═══ Input data
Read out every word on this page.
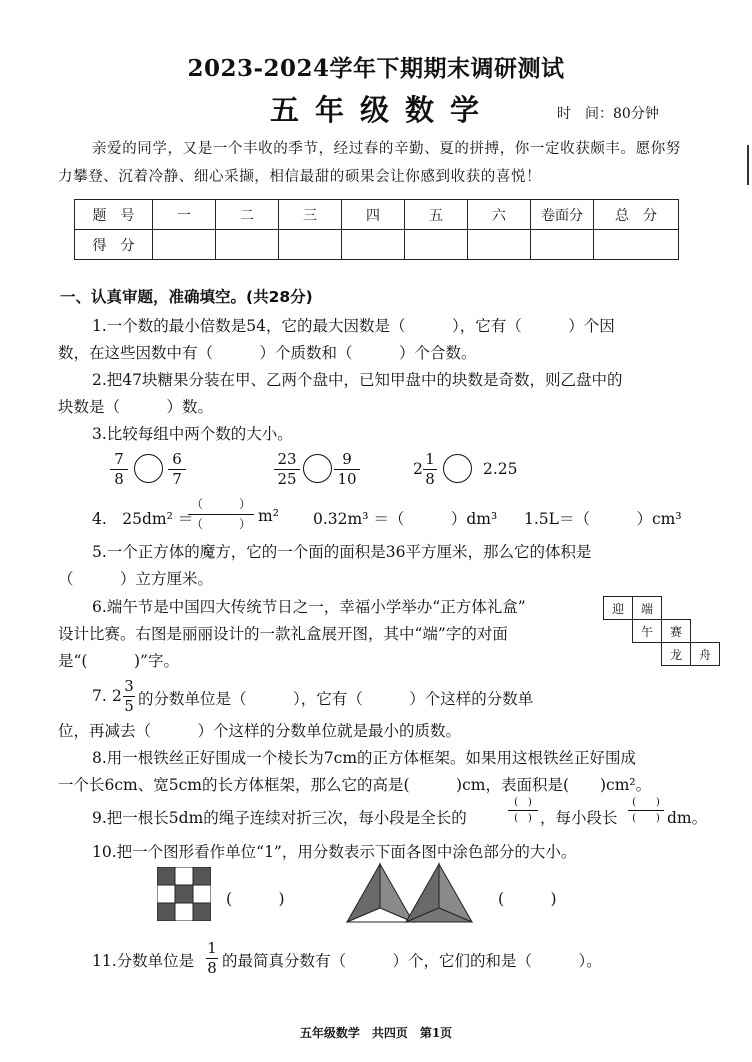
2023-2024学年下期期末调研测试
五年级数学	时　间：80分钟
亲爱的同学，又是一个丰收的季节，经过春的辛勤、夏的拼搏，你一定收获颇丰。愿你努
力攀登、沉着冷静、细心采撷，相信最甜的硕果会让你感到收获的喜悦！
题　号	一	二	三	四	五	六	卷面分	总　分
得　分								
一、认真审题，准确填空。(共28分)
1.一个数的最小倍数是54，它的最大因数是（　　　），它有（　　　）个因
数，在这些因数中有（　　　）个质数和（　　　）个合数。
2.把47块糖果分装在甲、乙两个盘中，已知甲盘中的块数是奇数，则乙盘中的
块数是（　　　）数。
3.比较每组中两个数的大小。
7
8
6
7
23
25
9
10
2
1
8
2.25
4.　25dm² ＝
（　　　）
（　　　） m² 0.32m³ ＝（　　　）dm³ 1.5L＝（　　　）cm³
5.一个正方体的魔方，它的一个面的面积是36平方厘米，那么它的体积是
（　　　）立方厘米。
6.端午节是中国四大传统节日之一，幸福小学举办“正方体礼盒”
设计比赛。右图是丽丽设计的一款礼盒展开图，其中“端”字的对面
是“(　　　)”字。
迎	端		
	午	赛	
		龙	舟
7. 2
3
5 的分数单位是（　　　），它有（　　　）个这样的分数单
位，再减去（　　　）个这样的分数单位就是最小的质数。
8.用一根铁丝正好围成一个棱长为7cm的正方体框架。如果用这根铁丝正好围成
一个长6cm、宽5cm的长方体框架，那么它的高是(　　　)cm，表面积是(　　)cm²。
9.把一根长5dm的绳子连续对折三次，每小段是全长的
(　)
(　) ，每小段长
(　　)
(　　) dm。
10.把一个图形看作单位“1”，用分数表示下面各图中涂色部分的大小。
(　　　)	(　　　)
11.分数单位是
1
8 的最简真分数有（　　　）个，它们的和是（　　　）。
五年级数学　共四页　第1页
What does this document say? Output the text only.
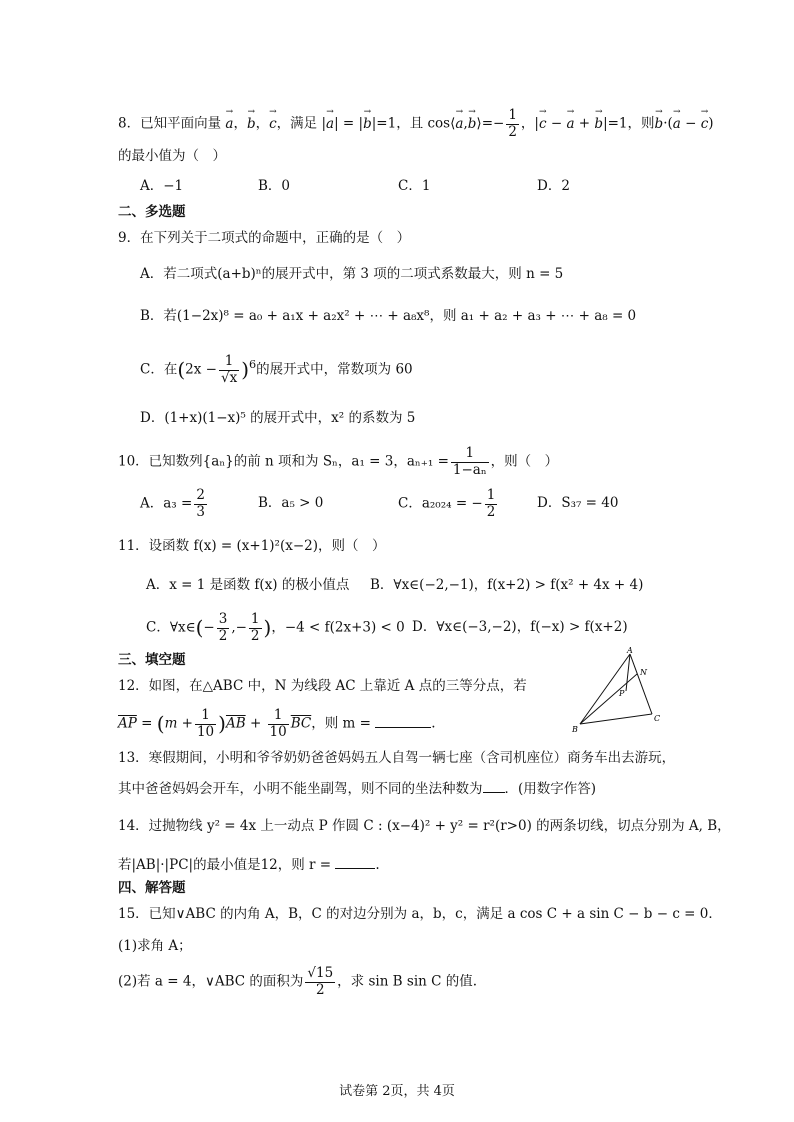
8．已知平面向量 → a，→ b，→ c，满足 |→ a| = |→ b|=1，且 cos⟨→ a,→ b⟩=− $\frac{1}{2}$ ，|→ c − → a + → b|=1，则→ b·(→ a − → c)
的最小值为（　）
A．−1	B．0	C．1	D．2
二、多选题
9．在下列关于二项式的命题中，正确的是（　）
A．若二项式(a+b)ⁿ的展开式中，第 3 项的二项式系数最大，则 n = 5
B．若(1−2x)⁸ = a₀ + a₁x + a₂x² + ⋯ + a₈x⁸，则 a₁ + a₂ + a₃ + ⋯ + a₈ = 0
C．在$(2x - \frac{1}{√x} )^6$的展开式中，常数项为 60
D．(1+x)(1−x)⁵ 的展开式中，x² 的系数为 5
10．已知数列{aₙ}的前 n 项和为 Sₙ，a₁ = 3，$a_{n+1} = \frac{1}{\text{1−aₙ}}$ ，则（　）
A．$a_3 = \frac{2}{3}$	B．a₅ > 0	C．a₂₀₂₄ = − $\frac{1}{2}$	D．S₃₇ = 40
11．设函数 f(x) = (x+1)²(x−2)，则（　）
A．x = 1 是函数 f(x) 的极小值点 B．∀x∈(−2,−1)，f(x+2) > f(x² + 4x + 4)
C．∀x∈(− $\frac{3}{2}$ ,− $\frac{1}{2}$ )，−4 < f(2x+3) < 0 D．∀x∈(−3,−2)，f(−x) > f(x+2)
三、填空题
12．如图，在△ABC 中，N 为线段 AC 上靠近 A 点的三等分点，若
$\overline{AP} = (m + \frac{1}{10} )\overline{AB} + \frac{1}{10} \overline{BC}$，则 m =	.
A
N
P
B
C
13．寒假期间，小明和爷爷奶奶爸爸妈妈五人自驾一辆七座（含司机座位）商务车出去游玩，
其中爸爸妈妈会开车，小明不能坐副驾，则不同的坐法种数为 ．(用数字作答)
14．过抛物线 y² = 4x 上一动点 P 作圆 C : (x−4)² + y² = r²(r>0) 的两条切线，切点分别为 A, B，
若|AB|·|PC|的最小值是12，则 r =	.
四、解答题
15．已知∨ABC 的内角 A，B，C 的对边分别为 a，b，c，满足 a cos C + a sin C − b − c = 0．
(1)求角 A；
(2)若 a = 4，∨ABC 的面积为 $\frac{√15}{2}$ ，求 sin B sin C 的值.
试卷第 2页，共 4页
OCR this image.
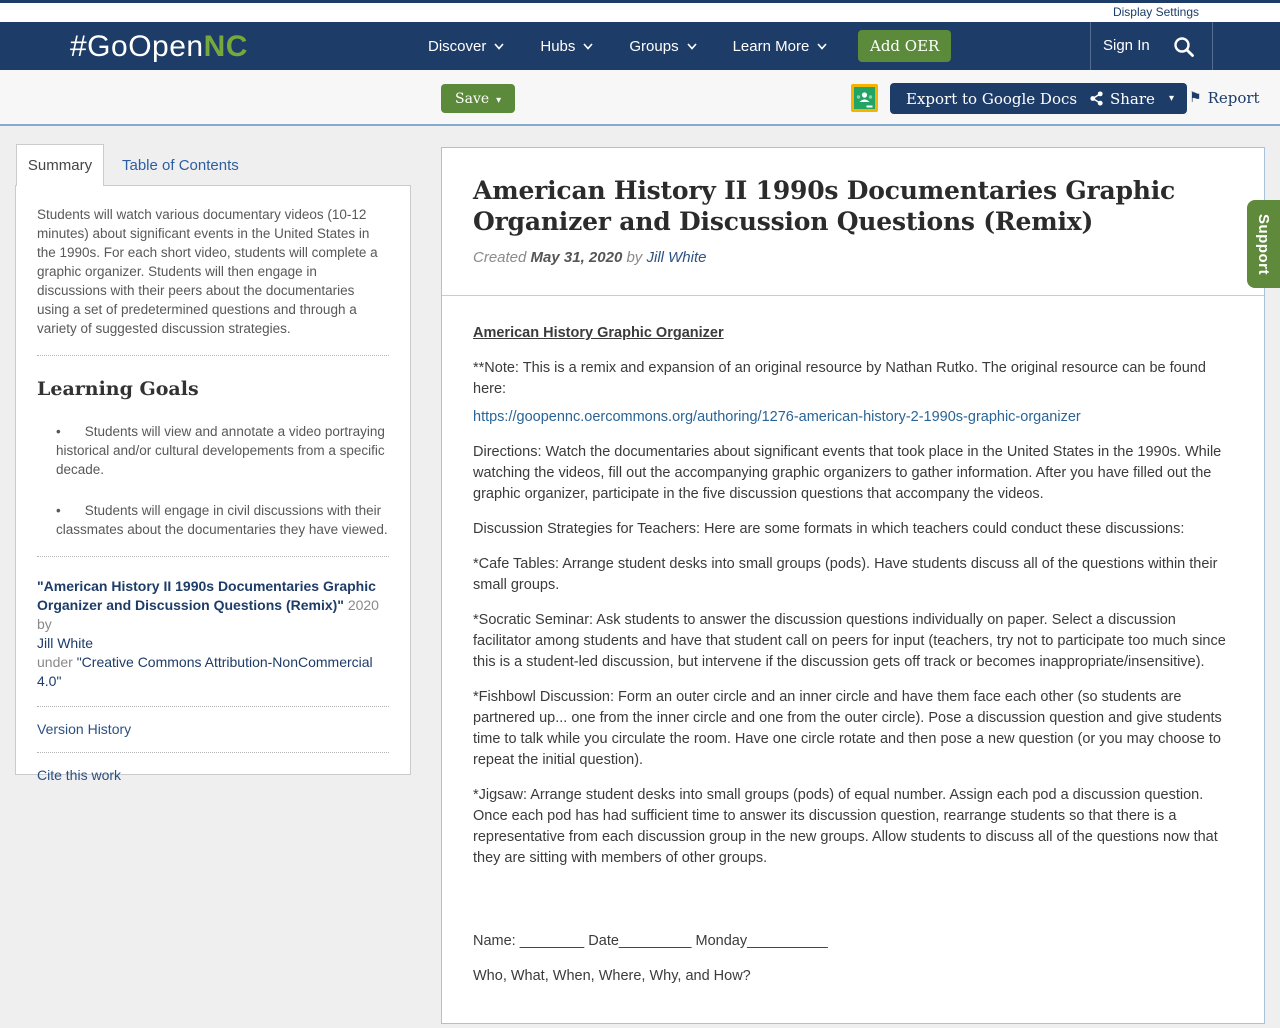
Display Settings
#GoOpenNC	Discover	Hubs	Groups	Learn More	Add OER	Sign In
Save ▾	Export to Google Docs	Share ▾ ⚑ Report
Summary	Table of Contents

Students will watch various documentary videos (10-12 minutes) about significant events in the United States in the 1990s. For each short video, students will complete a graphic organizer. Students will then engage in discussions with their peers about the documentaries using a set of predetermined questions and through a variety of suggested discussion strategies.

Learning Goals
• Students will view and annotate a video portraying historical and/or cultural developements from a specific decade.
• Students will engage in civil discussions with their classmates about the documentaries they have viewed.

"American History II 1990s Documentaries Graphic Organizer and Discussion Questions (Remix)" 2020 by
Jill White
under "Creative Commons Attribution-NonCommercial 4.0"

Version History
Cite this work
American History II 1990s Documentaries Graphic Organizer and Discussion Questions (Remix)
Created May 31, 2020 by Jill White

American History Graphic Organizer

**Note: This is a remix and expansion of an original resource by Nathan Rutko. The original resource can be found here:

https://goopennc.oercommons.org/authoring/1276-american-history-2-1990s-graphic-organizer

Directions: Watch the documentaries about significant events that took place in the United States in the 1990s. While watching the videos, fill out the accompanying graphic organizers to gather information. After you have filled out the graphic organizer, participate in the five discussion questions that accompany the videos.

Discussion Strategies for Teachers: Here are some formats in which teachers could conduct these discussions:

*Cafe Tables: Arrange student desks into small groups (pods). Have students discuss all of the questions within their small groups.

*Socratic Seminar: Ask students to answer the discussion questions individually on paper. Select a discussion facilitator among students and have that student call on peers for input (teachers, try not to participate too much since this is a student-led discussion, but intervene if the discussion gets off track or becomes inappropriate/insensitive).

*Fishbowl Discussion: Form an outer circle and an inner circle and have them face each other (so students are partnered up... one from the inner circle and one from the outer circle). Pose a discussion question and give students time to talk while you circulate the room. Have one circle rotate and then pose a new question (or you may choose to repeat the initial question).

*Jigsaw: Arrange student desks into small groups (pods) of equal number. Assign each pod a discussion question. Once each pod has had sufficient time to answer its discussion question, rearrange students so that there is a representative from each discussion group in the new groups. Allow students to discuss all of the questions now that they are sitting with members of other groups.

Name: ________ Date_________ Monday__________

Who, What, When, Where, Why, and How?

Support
══════
═══ Input data
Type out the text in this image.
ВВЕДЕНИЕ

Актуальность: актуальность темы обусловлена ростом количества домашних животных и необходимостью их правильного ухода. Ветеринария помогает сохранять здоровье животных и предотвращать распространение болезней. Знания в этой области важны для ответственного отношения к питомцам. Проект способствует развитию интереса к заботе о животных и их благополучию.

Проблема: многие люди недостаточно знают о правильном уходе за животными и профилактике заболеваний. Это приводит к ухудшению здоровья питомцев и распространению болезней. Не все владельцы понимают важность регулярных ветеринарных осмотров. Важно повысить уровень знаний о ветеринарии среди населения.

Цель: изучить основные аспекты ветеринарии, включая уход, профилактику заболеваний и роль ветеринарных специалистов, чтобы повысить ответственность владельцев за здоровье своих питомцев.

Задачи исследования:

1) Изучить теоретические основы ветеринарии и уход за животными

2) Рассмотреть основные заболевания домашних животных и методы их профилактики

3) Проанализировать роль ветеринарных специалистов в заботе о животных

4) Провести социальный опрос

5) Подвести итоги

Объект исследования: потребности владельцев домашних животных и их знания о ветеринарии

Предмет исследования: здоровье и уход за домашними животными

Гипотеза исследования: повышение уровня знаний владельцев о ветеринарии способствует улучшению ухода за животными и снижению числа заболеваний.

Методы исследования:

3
══════
═══ Input data
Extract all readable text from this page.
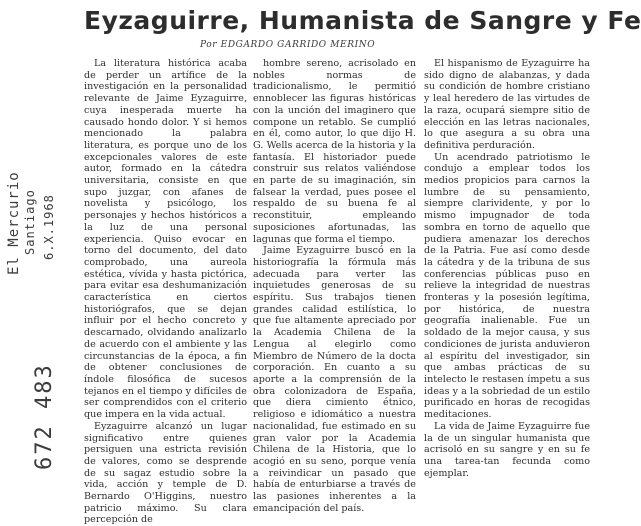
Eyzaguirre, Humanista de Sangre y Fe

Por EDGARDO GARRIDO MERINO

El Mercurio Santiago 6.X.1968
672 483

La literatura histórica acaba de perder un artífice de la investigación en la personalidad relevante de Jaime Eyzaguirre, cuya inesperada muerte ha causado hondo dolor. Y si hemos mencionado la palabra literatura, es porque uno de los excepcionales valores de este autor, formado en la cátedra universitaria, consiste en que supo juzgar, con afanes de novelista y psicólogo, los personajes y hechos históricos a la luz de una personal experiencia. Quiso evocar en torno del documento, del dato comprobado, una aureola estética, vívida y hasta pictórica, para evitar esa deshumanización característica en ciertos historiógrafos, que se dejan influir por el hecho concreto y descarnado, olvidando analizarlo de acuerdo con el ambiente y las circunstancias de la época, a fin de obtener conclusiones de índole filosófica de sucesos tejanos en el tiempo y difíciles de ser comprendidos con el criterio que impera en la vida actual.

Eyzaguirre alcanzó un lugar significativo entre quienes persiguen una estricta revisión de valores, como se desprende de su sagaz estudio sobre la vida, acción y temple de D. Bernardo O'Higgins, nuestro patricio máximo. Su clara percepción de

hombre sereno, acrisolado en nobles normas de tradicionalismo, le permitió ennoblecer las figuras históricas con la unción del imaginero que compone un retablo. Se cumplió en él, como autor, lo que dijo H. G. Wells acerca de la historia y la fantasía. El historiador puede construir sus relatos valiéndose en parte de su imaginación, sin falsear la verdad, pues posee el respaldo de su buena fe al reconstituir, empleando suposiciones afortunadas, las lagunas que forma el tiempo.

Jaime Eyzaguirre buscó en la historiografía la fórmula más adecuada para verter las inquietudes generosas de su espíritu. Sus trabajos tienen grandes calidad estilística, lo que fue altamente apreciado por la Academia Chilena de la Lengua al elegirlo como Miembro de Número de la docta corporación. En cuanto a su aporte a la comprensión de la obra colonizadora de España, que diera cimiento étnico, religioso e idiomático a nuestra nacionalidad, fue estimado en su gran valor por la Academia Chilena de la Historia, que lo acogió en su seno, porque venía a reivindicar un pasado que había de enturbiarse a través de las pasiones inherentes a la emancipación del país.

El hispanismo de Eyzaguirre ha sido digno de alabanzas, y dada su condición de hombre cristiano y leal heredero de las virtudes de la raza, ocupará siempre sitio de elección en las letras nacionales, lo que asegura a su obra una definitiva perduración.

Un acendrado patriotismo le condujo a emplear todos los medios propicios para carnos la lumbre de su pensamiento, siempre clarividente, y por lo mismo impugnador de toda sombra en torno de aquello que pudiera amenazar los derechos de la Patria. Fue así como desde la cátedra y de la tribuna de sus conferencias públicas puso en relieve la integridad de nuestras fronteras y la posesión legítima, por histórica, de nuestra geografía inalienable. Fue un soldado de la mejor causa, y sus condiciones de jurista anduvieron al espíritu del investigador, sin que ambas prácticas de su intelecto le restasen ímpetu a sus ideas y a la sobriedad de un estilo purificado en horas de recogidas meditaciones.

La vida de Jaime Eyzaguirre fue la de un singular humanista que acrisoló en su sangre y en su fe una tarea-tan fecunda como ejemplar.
══════
_What is expected_: Say how many lines of the listing above contain "participate", with no other words.

_Answer to the task_: 2